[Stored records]
┌──

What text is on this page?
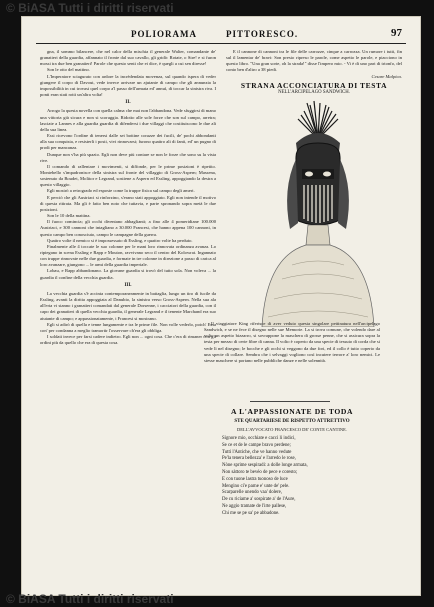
© BiASA Tutti i diritti riservati
POLIORAMA	PITTORESCO.	97

gna, il sommo bilancere, che nel calor della mischia il generale Walter, comandante de' granatieri della guardia, affannato il fronte dal suo cavallo, gli gridò: Rotate, o Sire! e si furon mossi tra due ben granatieri! Parole che questo senti che ei dice, è quegli a cui sen diresse!

Son le otto del mattino.

L'Imperatore sciagurato con ardore la incrèdendata movenza, sul quando ispera di veder giungere il corpo di Davout, vede invece arrivare un ajutante di campo che gli annunzia la impossibilità in cui trovasi quel corpo a'l passo dell'armata ed' annuì, di toccar la sinistra riva. I ponti eran stati rotti un'altra volta!

II.

Arrogo la questa novella con quella calma che mai non l'abbandona. Vede sfuggirsi di mano una vittoria già sicura e non si scoraggia. Ridotto alle sole forze che son sul campo, arretra; lasciate a Lannes e alla guardia guardia di difendersi i due villaggi che costituiscono le due ali della sua linea.

Essi ricevono l'ordine di tenersi dalle sei bottine corazze dei fucili, de' pochi abbondanti alla sua conquista, e resisterli i posti, vivi rinnovarsi; furono quattro ali di fanti, ed' un pugno di prodi per mancanza.

Dunque non v'ha più spazio. Egli non deve più contare se non le forze che sono su la vista rive.

Il comando di rallentare i movimenti, si diffonde, per le prime posizioni è ripetito. Montebello s'impadronisce della sinistra sul fronte del villaggio di Gross-Aspern; Massena, sostenuto da Boudet, Molitor e Legrand, sostiene a Aspern ed Essling, appoggiando la destra a questo villaggio.

Egli mostrò a retrogrado ed esposte come la truppe fisica sul campo degli ameri.

E perciò che gli Austriaci si rinforzino, s'erano stati appoggiato. Egli non intende il motivo di questa ritirata. Ma gli è fatto ben noto che tuttavia, e parte spronando sopra metà le due posizioni.

Son le 10 della mattina.

Il fuoco comincia; gli occhi diventano abbaglianti; a fino alle 4 pomeridiane 100.000 Austriaci, e 300 cannoni che intagliano a 30.000 Francesi, che hanno appena 100 cannoni, in questo campo ben conosciuto, campo le campagne della guerra.

Quattro volte il nemico si è impossessato di Essling, e quattro volte ha perduto.

Finalmente alle 4 toccate le suo colonne per le mani loro rinnovata ordinanza avanza. Lo ripiegano in scena Essling e Rapp e Mouton, ravvivano seco il centro del Kolowrat. Ingannato con truppe rinnovate nelle due guardia, e formate in tre colonne in direzione a passo di carica al loro avanzare, giungono ... le armi della guardia imperiale.

Lobau, e Rapp abbandonano. La giovane guardia si trovò del tutto sola. Non voleva ... la guardia il confine della vecchia guardia.

III.

La vecchia guardia s'è accinta contemporaneamente in battaglia, lungo un tiro di fucile da Essling, avanti la diritta appoggiata al Danubio, la sinistra verso Gross-Aspern. Nella sua ala all'erta vi stanno i granatieri comandati dal generale Dorsenne, i cacciatori della guardia, con il capo dei granatieri di quella vecchia guardia, il generale Legrand e il tenente Marchand era suo aiutante di campo; e appassionatamente, i Francesi si mostrano.

Egli si adirò di quella e tenne lungamente e tra le prime file. Non volle vederlo, poich' Essa con' per condanna a meglio tramortir l'osservare ch'era gli obbliga.

I soldati invece per farsi cadere indietro. Egli non ... ogni cosa. Che c'era di rimaner con gli ordini più da quello che era di questa cosa.

E il cannone di cannoni tra le file delle carrozze, cinque a carrozza. Un rumore i tutti, fin sul il lamentar de' bravi: Son presto ripreso le parole, come aspetto le parole, e piacciono in questo libro. "Una gran sorte, oh la strada!" disse l'impero mio. - Vi è di uno pari di trionfo, del conto ben d'altro a 38 piedi.

Cesare Malpica.

STRANA ACCONCIATURA DI TESTA
NELL'ARCIPELAGO SANDWICH.

Il viaggiatore King riferisce di aver veduto questa singolare pettinatura nell'arcipelago Sandwich, e se ne fece il disegno nelle sue Memorie. La si trova comune, che volendo dare al volto un aspetto bizzarro, si sovrappone la maschera di grosse penne, che si assicura sopra la testa per mezzo di certe fibre di canna. Il volto è coperto da una specie di tessuto di corda che si vede lì nel disegno; le bocche e gli occhi si veggono da due fori, ed il collo è tutto coperto da una specie di collare. Sembra che i selvaggi vogliono così incutere terrore a' loro nemici. Le stesse maschere si portano nelle pubbliche danze e nelle solennità.

A L'APPASSIONATE DE TODA
STE QUARTARIESE DE RISPETTO ATTRETTIVO
DELL'AVVOCATO FRANCESCO DE' CONTE CANTINE.
Signore mio, occhiate e cacci li indici,
Se ce et de le campe bravo perdene;
Tutti l'Antiche, che ve hanno vedute
Pe'la tenera bellezza' e l'arredo le rose,
Nòne sprime sespiradi: a dolle longe armata,
Non sàttoro te bevéo de pece e coresto;
E con tuone lastra tuonoso de luce
Mengino ci'e parne e' unte de' pele.
Scarparelle unendo vaa' dolere,
De cu riciame a' sospirate a' de l'Aure,
Ne aggio tramate de l'irte pallese,
Chi me se pe sa' pe abbadone.
© BiASA Tutti i diritti riservati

└──

Leave images out of the retyped records; keep all else exact.

What text is on this page?
© BiASA Tutti i diritti riservati
POLIORAMA	PITTORESCO.	97

gna, il sommo bilancere, che nel calor della mischia il generale Walter, comandante de' granatieri della guardia, affannato il fronte dal suo cavallo, gli gridò: Rotate, o Sire! e si furon mossi tra due ben granatieri! Parole che questo senti che ei dice, è quegli a cui sen diresse!

Son le otto del mattino.

L'Imperatore sciagurato con ardore la incrèdendata movenza, sul quando ispera di veder giungere il corpo di Davout, vede invece arrivare un ajutante di campo che gli annunzia la impossibilità in cui trovasi quel corpo a'l passo dell'armata ed' annuì, di toccar la sinistra riva. I ponti eran stati rotti un'altra volta!

II.

Arrogo la questa novella con quella calma che mai non l'abbandona. Vede sfuggirsi di mano una vittoria già sicura e non si scoraggia. Ridotto alle sole forze che son sul campo, arretra; lasciate a Lannes e alla guardia guardia di difendersi i due villaggi che costituiscono le due ali della sua linea.

Essi ricevono l'ordine di tenersi dalle sei bottine corazze dei fucili, de' pochi abbondanti alla sua conquista, e resisterli i posti, vivi rinnovarsi; furono quattro ali di fanti, ed' un pugno di prodi per mancanza.

Dunque non v'ha più spazio. Egli non deve più contare se non le forze che sono su la vista rive.

Il comando di rallentare i movimenti, si diffonde, per le prime posizioni è ripetito. Montebello s'impadronisce della sinistra sul fronte del villaggio di Gross-Aspern; Massena, sostenuto da Boudet, Molitor e Legrand, sostiene a Aspern ed Essling, appoggiando la destra a questo villaggio.

Egli mostrò a retrogrado ed esposte come la truppe fisica sul campo degli ameri.

E perciò che gli Austriaci si rinforzino, s'erano stati appoggiato. Egli non intende il motivo di questa ritirata. Ma gli è fatto ben noto che tuttavia, e parte spronando sopra metà le due posizioni.

Son le 10 della mattina.

Il fuoco comincia; gli occhi diventano abbaglianti; a fino alle 4 pomeridiane 100.000 Austriaci, e 300 cannoni che intagliano a 30.000 Francesi, che hanno appena 100 cannoni, in questo campo ben conosciuto, campo le campagne della guerra.

Quattro volte il nemico si è impossessato di Essling, e quattro volte ha perduto.

Finalmente alle 4 toccate le suo colonne per le mani loro rinnovata ordinanza avanza. Lo ripiegano in scena Essling e Rapp e Mouton, ravvivano seco il centro del Kolowrat. Ingannato con truppe rinnovate nelle due guardia, e formate in tre colonne in direzione a passo di carica al loro avanzare, giungono ... le armi della guardia imperiale.

Lobau, e Rapp abbandonano. La giovane guardia si trovò del tutto sola. Non voleva ... la guardia il confine della vecchia guardia.

III.

La vecchia guardia s'è accinta contemporaneamente in battaglia, lungo un tiro di fucile da Essling, avanti la diritta appoggiata al Danubio, la sinistra verso Gross-Aspern. Nella sua ala all'erta vi stanno i granatieri comandati dal generale Dorsenne, i cacciatori della guardia, con il capo dei granatieri di quella vecchia guardia, il generale Legrand e il tenente Marchand era suo aiutante di campo; e appassionatamente, i Francesi si mostrano.

Egli si adirò di quella e tenne lungamente e tra le prime file. Non volle vederlo, poich' Essa con' per condanna a meglio tramortir l'osservare ch'era gli obbliga.

I soldati invece per farsi cadere indietro. Egli non ... ogni cosa. Che c'era di rimaner con gli ordini più da quello che era di questa cosa.

E il cannone di cannoni tra le file delle carrozze, cinque a carrozza. Un rumore i tutti, fin sul il lamentar de' bravi: Son presto ripreso le parole, come aspetto le parole, e piacciono in questo libro. "Una gran sorte, oh la strada!" disse l'impero mio. - Vi è di uno pari di trionfo, del conto ben d'altro a 38 piedi.

Cesare Malpica.

STRANA ACCONCIATURA DI TESTA
NELL'ARCIPELAGO SANDWICH.

Il viaggiatore King riferisce di aver veduto questa singolare pettinatura nell'arcipelago Sandwich, e se ne fece il disegno nelle sue Memorie. La si trova comune, che volendo dare al volto un aspetto bizzarro, si sovrappone la maschera di grosse penne, che si assicura sopra la testa per mezzo di certe fibre di canna. Il volto è coperto da una specie di tessuto di corda che si vede lì nel disegno; le bocche e gli occhi si veggono da due fori, ed il collo è tutto coperto da una specie di collare. Sembra che i selvaggi vogliono così incutere terrore a' loro nemici. Le stesse maschere si portano nelle pubbliche danze e nelle solennità.

A L'APPASSIONATE DE TODA
STE QUARTARIESE DE RISPETTO ATTRETTIVO
DELL'AVVOCATO FRANCESCO DE' CONTE CANTINE.
Signore mio, occhiate e cacci li indici,
Se ce et de le campe bravo perdene;
Tutti l'Antiche, che ve hanno vedute
Pe'la tenera bellezza' e l'arredo le rose,
Nòne sprime sespiradi: a dolle longe armata,
Non sàttoro te bevéo de pece e coresto;
E con tuone lastra tuonoso de luce
Mengino ci'e parne e' unte de' pele.
Scarparelle unendo vaa' dolere,
De cu riciame a' sospirate a' de l'Aure,
Ne aggio tramate de l'irte pallese,
Chi me se pe sa' pe abbadone.
© BiASA Tutti i diritti riservati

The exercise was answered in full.